Items from a figure collection
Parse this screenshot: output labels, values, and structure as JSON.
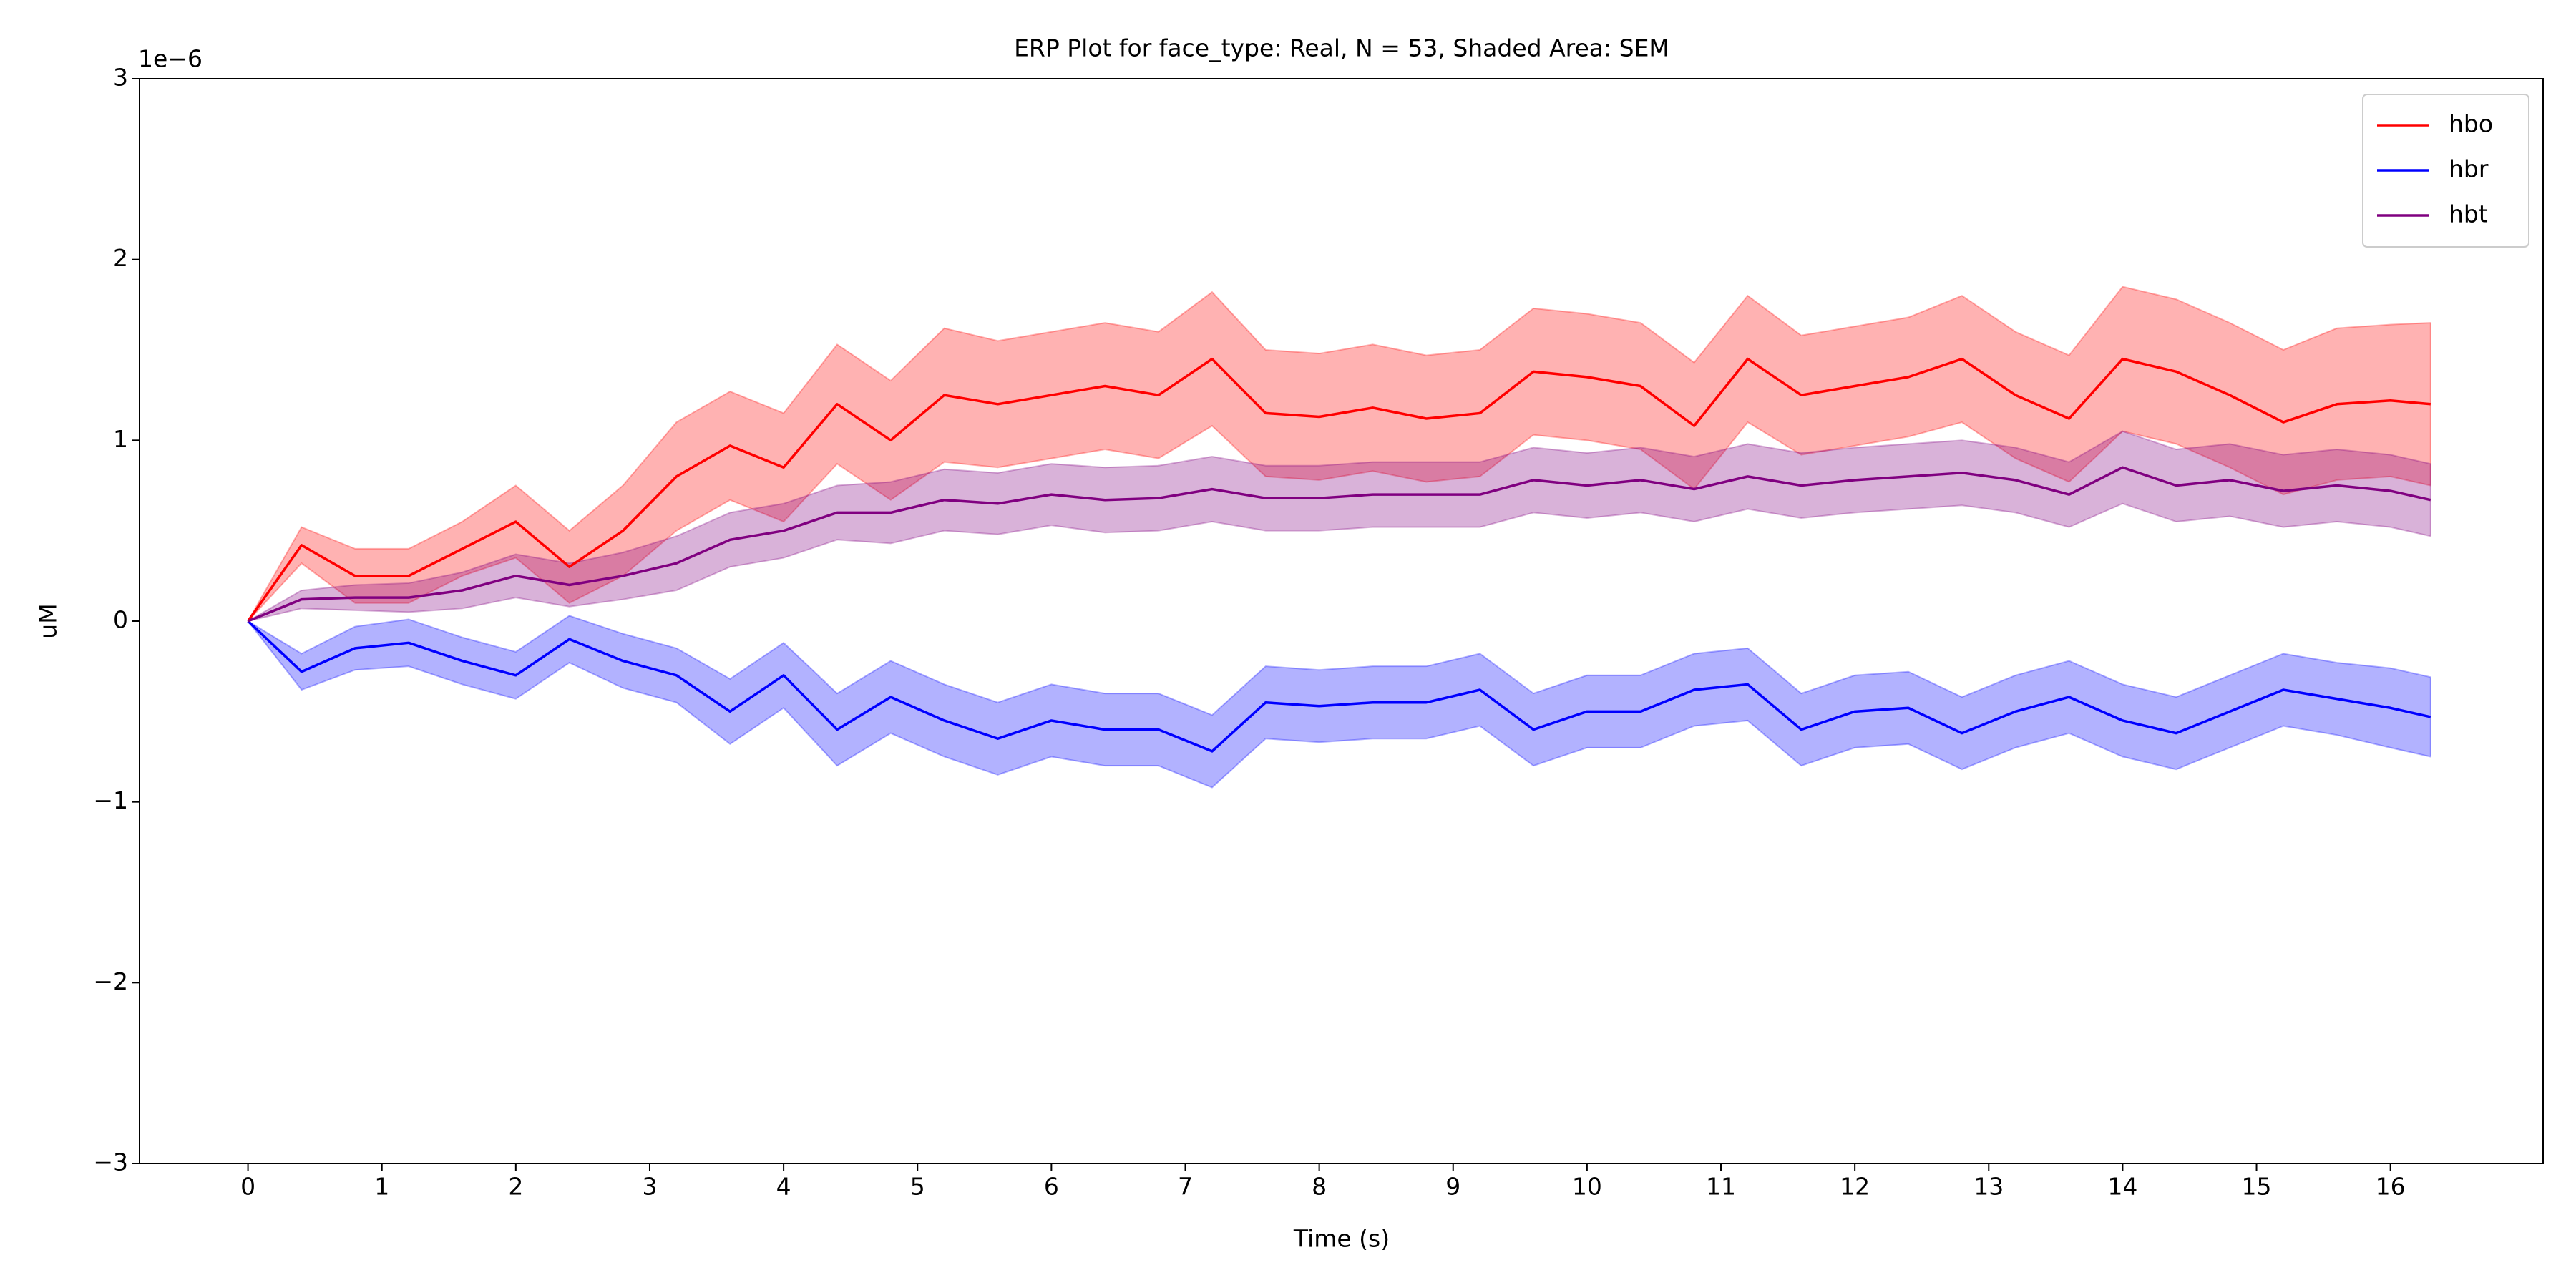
{
  "chart_data": {
    "type": "line",
    "title": "ERP Plot for face_type: Real, N = 53, Shaded Area: SEM",
    "xlabel": "Time (s)",
    "ylabel": "uM",
    "y_offset_label": "1e−6",
    "x": [
      0,
      0.4,
      0.8,
      1.2,
      1.6,
      2.0,
      2.4,
      2.8,
      3.2,
      3.6,
      4.0,
      4.4,
      4.8,
      5.2,
      5.6,
      6.0,
      6.4,
      6.8,
      7.2,
      7.6,
      8.0,
      8.4,
      8.8,
      9.2,
      9.6,
      10.0,
      10.4,
      10.8,
      11.2,
      11.6,
      12.0,
      12.4,
      12.8,
      13.2,
      13.6,
      14.0,
      14.4,
      14.8,
      15.2,
      15.6,
      16.0,
      16.3
    ],
    "series": [
      {
        "name": "hbo",
        "color": "#ff0000",
        "values": [
          0,
          0.42,
          0.25,
          0.25,
          0.4,
          0.55,
          0.3,
          0.5,
          0.8,
          0.97,
          0.85,
          1.2,
          1.0,
          1.25,
          1.2,
          1.25,
          1.3,
          1.25,
          1.45,
          1.15,
          1.13,
          1.18,
          1.12,
          1.15,
          1.38,
          1.35,
          1.3,
          1.08,
          1.45,
          1.25,
          1.3,
          1.35,
          1.45,
          1.25,
          1.12,
          1.45,
          1.38,
          1.25,
          1.1,
          1.2,
          1.22,
          1.2
        ],
        "sem": [
          0,
          0.1,
          0.15,
          0.15,
          0.15,
          0.2,
          0.2,
          0.25,
          0.3,
          0.3,
          0.3,
          0.33,
          0.33,
          0.37,
          0.35,
          0.35,
          0.35,
          0.35,
          0.37,
          0.35,
          0.35,
          0.35,
          0.35,
          0.35,
          0.35,
          0.35,
          0.35,
          0.35,
          0.35,
          0.33,
          0.33,
          0.33,
          0.35,
          0.35,
          0.35,
          0.4,
          0.4,
          0.4,
          0.4,
          0.42,
          0.42,
          0.45
        ]
      },
      {
        "name": "hbr",
        "color": "#0000ff",
        "values": [
          0,
          -0.28,
          -0.15,
          -0.12,
          -0.22,
          -0.3,
          -0.1,
          -0.22,
          -0.3,
          -0.5,
          -0.3,
          -0.6,
          -0.42,
          -0.55,
          -0.65,
          -0.55,
          -0.6,
          -0.6,
          -0.72,
          -0.45,
          -0.47,
          -0.45,
          -0.45,
          -0.38,
          -0.6,
          -0.5,
          -0.5,
          -0.38,
          -0.35,
          -0.6,
          -0.5,
          -0.48,
          -0.62,
          -0.5,
          -0.42,
          -0.55,
          -0.62,
          -0.5,
          -0.38,
          -0.43,
          -0.48,
          -0.53
        ],
        "sem": [
          0,
          0.1,
          0.12,
          0.13,
          0.13,
          0.13,
          0.13,
          0.15,
          0.15,
          0.18,
          0.18,
          0.2,
          0.2,
          0.2,
          0.2,
          0.2,
          0.2,
          0.2,
          0.2,
          0.2,
          0.2,
          0.2,
          0.2,
          0.2,
          0.2,
          0.2,
          0.2,
          0.2,
          0.2,
          0.2,
          0.2,
          0.2,
          0.2,
          0.2,
          0.2,
          0.2,
          0.2,
          0.2,
          0.2,
          0.2,
          0.22,
          0.22
        ]
      },
      {
        "name": "hbt",
        "color": "#800080",
        "values": [
          0,
          0.12,
          0.13,
          0.13,
          0.17,
          0.25,
          0.2,
          0.25,
          0.32,
          0.45,
          0.5,
          0.6,
          0.6,
          0.67,
          0.65,
          0.7,
          0.67,
          0.68,
          0.73,
          0.68,
          0.68,
          0.7,
          0.7,
          0.7,
          0.78,
          0.75,
          0.78,
          0.73,
          0.8,
          0.75,
          0.78,
          0.8,
          0.82,
          0.78,
          0.7,
          0.85,
          0.75,
          0.78,
          0.72,
          0.75,
          0.72,
          0.67
        ],
        "sem": [
          0,
          0.05,
          0.07,
          0.08,
          0.1,
          0.12,
          0.12,
          0.13,
          0.15,
          0.15,
          0.15,
          0.15,
          0.17,
          0.17,
          0.17,
          0.17,
          0.18,
          0.18,
          0.18,
          0.18,
          0.18,
          0.18,
          0.18,
          0.18,
          0.18,
          0.18,
          0.18,
          0.18,
          0.18,
          0.18,
          0.18,
          0.18,
          0.18,
          0.18,
          0.18,
          0.2,
          0.2,
          0.2,
          0.2,
          0.2,
          0.2,
          0.2
        ]
      }
    ],
    "xlim": [
      -0.81,
      17.14
    ],
    "ylim": [
      -3,
      3
    ],
    "xticks": [
      0,
      1,
      2,
      3,
      4,
      5,
      6,
      7,
      8,
      9,
      10,
      11,
      12,
      13,
      14,
      15,
      16
    ],
    "yticks": [
      {
        "value": -3,
        "label": "−3"
      },
      {
        "value": -2,
        "label": "−2"
      },
      {
        "value": -1,
        "label": "−1"
      },
      0,
      1,
      2,
      3
    ],
    "legend": "upper right"
  }
}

» **Request**
Return the entries unchanged, save for the pictures, which do not belong in the copy.

» **Problem solution**
Parse this screenshot: output labels, values, and structure as JSON.
{
  "chart_data": {
    "type": "line",
    "title": "ERP Plot for face_type: Real, N = 53, Shaded Area: SEM",
    "xlabel": "Time (s)",
    "ylabel": "uM",
    "y_offset_label": "1e−6",
    "x": [
      0,
      0.4,
      0.8,
      1.2,
      1.6,
      2.0,
      2.4,
      2.8,
      3.2,
      3.6,
      4.0,
      4.4,
      4.8,
      5.2,
      5.6,
      6.0,
      6.4,
      6.8,
      7.2,
      7.6,
      8.0,
      8.4,
      8.8,
      9.2,
      9.6,
      10.0,
      10.4,
      10.8,
      11.2,
      11.6,
      12.0,
      12.4,
      12.8,
      13.2,
      13.6,
      14.0,
      14.4,
      14.8,
      15.2,
      15.6,
      16.0,
      16.3
    ],
    "series": [
      {
        "name": "hbo",
        "color": "#ff0000",
        "values": [
          0,
          0.42,
          0.25,
          0.25,
          0.4,
          0.55,
          0.3,
          0.5,
          0.8,
          0.97,
          0.85,
          1.2,
          1.0,
          1.25,
          1.2,
          1.25,
          1.3,
          1.25,
          1.45,
          1.15,
          1.13,
          1.18,
          1.12,
          1.15,
          1.38,
          1.35,
          1.3,
          1.08,
          1.45,
          1.25,
          1.3,
          1.35,
          1.45,
          1.25,
          1.12,
          1.45,
          1.38,
          1.25,
          1.1,
          1.2,
          1.22,
          1.2
        ],
        "sem": [
          0,
          0.1,
          0.15,
          0.15,
          0.15,
          0.2,
          0.2,
          0.25,
          0.3,
          0.3,
          0.3,
          0.33,
          0.33,
          0.37,
          0.35,
          0.35,
          0.35,
          0.35,
          0.37,
          0.35,
          0.35,
          0.35,
          0.35,
          0.35,
          0.35,
          0.35,
          0.35,
          0.35,
          0.35,
          0.33,
          0.33,
          0.33,
          0.35,
          0.35,
          0.35,
          0.4,
          0.4,
          0.4,
          0.4,
          0.42,
          0.42,
          0.45
        ]
      },
      {
        "name": "hbr",
        "color": "#0000ff",
        "values": [
          0,
          -0.28,
          -0.15,
          -0.12,
          -0.22,
          -0.3,
          -0.1,
          -0.22,
          -0.3,
          -0.5,
          -0.3,
          -0.6,
          -0.42,
          -0.55,
          -0.65,
          -0.55,
          -0.6,
          -0.6,
          -0.72,
          -0.45,
          -0.47,
          -0.45,
          -0.45,
          -0.38,
          -0.6,
          -0.5,
          -0.5,
          -0.38,
          -0.35,
          -0.6,
          -0.5,
          -0.48,
          -0.62,
          -0.5,
          -0.42,
          -0.55,
          -0.62,
          -0.5,
          -0.38,
          -0.43,
          -0.48,
          -0.53
        ],
        "sem": [
          0,
          0.1,
          0.12,
          0.13,
          0.13,
          0.13,
          0.13,
          0.15,
          0.15,
          0.18,
          0.18,
          0.2,
          0.2,
          0.2,
          0.2,
          0.2,
          0.2,
          0.2,
          0.2,
          0.2,
          0.2,
          0.2,
          0.2,
          0.2,
          0.2,
          0.2,
          0.2,
          0.2,
          0.2,
          0.2,
          0.2,
          0.2,
          0.2,
          0.2,
          0.2,
          0.2,
          0.2,
          0.2,
          0.2,
          0.2,
          0.22,
          0.22
        ]
      },
      {
        "name": "hbt",
        "color": "#800080",
        "values": [
          0,
          0.12,
          0.13,
          0.13,
          0.17,
          0.25,
          0.2,
          0.25,
          0.32,
          0.45,
          0.5,
          0.6,
          0.6,
          0.67,
          0.65,
          0.7,
          0.67,
          0.68,
          0.73,
          0.68,
          0.68,
          0.7,
          0.7,
          0.7,
          0.78,
          0.75,
          0.78,
          0.73,
          0.8,
          0.75,
          0.78,
          0.8,
          0.82,
          0.78,
          0.7,
          0.85,
          0.75,
          0.78,
          0.72,
          0.75,
          0.72,
          0.67
        ],
        "sem": [
          0,
          0.05,
          0.07,
          0.08,
          0.1,
          0.12,
          0.12,
          0.13,
          0.15,
          0.15,
          0.15,
          0.15,
          0.17,
          0.17,
          0.17,
          0.17,
          0.18,
          0.18,
          0.18,
          0.18,
          0.18,
          0.18,
          0.18,
          0.18,
          0.18,
          0.18,
          0.18,
          0.18,
          0.18,
          0.18,
          0.18,
          0.18,
          0.18,
          0.18,
          0.18,
          0.2,
          0.2,
          0.2,
          0.2,
          0.2,
          0.2,
          0.2
        ]
      }
    ],
    "xlim": [
      -0.81,
      17.14
    ],
    "ylim": [
      -3,
      3
    ],
    "xticks": [
      0,
      1,
      2,
      3,
      4,
      5,
      6,
      7,
      8,
      9,
      10,
      11,
      12,
      13,
      14,
      15,
      16
    ],
    "yticks": [
      {
        "value": -3,
        "label": "−3"
      },
      {
        "value": -2,
        "label": "−2"
      },
      {
        "value": -1,
        "label": "−1"
      },
      0,
      1,
      2,
      3
    ],
    "legend": "upper right"
  }
}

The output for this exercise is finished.